Task statement — Pull every line of the entries that has the word "Magic".

Record list —
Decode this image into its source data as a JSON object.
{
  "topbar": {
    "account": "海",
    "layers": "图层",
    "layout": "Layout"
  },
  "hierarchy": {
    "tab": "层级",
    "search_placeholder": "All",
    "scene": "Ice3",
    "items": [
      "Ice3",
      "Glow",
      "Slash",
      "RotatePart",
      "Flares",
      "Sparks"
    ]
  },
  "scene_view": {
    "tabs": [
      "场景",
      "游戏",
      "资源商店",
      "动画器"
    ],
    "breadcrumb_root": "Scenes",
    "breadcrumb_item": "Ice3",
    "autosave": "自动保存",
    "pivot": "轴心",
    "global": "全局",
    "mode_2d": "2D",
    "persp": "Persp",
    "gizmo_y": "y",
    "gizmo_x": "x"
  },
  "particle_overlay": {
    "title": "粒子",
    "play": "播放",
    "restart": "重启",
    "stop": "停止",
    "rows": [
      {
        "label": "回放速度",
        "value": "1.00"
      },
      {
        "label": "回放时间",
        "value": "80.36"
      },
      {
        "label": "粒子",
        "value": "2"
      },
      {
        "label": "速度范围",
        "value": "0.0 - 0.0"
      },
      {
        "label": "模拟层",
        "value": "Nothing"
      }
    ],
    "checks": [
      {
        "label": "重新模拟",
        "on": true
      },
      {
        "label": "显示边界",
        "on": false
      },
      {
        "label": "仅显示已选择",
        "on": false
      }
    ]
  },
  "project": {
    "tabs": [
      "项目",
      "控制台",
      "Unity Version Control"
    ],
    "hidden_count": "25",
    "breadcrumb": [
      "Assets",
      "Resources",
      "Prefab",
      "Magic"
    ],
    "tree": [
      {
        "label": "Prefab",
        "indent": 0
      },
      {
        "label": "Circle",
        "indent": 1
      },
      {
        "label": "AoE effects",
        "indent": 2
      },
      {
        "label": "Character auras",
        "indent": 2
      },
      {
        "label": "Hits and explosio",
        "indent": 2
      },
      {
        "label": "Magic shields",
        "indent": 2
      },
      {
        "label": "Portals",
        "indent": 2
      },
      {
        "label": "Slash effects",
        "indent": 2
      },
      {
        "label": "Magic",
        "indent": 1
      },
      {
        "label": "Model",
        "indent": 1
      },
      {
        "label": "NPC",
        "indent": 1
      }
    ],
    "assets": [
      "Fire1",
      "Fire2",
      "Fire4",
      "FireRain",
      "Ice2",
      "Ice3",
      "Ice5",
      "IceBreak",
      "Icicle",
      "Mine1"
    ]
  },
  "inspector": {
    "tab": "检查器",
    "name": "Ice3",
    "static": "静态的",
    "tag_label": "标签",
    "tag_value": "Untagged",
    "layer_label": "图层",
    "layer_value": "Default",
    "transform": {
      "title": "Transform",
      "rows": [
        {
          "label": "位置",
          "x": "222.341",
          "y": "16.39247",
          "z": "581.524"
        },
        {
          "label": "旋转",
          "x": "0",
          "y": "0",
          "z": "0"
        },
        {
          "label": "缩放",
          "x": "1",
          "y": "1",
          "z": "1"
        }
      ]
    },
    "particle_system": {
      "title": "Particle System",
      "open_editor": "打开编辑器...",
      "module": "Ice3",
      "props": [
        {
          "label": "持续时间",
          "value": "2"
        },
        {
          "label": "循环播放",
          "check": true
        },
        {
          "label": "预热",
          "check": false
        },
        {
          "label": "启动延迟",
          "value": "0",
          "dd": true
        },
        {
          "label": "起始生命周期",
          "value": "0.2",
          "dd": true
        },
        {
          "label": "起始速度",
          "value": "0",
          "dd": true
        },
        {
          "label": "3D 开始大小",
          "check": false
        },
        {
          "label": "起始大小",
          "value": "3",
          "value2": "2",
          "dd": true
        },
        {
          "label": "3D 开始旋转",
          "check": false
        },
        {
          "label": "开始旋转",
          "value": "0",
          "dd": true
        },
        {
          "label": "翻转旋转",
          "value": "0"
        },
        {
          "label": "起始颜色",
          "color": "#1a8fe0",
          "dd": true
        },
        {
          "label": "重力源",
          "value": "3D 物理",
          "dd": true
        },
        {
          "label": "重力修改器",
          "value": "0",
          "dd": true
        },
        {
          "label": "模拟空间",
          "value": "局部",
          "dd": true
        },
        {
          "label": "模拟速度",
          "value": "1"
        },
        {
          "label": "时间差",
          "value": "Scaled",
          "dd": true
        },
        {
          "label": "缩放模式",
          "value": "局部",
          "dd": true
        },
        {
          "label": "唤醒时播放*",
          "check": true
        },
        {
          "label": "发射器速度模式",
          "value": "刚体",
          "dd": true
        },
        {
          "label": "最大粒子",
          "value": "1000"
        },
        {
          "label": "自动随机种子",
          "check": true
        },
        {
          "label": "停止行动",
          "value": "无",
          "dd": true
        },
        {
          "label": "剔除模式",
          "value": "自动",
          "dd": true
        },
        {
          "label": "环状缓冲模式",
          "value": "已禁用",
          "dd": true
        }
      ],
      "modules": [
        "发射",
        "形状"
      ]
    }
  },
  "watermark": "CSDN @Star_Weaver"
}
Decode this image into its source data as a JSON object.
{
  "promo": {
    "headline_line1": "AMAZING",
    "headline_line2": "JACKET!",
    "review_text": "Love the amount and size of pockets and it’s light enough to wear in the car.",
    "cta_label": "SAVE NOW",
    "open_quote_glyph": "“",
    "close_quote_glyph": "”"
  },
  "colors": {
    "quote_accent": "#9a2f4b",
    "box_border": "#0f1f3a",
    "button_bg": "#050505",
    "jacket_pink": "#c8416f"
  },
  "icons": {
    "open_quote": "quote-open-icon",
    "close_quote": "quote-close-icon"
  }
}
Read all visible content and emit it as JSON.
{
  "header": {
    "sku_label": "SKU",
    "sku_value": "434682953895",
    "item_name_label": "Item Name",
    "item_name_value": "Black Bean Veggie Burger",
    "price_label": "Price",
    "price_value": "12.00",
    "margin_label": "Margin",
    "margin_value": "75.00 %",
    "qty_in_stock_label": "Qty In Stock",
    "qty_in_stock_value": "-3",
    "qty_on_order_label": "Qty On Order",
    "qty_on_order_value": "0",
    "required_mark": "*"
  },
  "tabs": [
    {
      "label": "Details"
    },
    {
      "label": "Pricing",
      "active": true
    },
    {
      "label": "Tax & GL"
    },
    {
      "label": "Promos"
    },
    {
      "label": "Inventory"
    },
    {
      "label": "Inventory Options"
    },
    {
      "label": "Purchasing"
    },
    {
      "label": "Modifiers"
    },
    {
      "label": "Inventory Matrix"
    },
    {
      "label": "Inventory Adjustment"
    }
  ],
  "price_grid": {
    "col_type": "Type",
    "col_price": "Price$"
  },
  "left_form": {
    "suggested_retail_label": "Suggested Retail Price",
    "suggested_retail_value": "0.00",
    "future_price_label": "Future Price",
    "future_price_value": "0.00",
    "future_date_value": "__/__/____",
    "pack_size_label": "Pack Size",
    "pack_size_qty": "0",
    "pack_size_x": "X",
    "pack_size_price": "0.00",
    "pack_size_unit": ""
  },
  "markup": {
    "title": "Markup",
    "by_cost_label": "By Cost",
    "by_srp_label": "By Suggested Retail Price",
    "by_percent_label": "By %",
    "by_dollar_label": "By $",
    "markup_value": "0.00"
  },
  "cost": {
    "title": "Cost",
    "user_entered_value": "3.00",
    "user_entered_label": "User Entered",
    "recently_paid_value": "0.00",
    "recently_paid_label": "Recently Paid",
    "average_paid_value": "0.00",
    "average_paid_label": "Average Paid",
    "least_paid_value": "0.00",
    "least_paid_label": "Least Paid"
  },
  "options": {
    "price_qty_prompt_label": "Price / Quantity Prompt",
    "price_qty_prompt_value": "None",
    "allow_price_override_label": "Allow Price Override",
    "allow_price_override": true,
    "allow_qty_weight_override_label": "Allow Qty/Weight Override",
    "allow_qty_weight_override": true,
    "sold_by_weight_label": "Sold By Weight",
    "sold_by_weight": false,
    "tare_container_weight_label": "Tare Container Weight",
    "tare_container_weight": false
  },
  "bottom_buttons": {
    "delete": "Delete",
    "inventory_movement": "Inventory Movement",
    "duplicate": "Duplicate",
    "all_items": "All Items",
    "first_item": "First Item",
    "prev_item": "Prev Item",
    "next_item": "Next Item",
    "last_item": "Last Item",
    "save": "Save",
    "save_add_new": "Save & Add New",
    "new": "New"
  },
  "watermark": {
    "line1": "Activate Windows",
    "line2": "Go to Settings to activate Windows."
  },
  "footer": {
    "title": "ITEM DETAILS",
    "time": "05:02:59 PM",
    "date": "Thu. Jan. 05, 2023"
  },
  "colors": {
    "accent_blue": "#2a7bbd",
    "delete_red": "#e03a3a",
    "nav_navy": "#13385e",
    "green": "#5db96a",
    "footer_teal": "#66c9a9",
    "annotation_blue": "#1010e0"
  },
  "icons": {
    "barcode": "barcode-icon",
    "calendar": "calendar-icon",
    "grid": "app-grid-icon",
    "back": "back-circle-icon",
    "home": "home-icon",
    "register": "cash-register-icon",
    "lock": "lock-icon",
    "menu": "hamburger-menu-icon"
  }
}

Exercise response —
      "Magic"
        "label": "Magic shields",
        "label": "Magic",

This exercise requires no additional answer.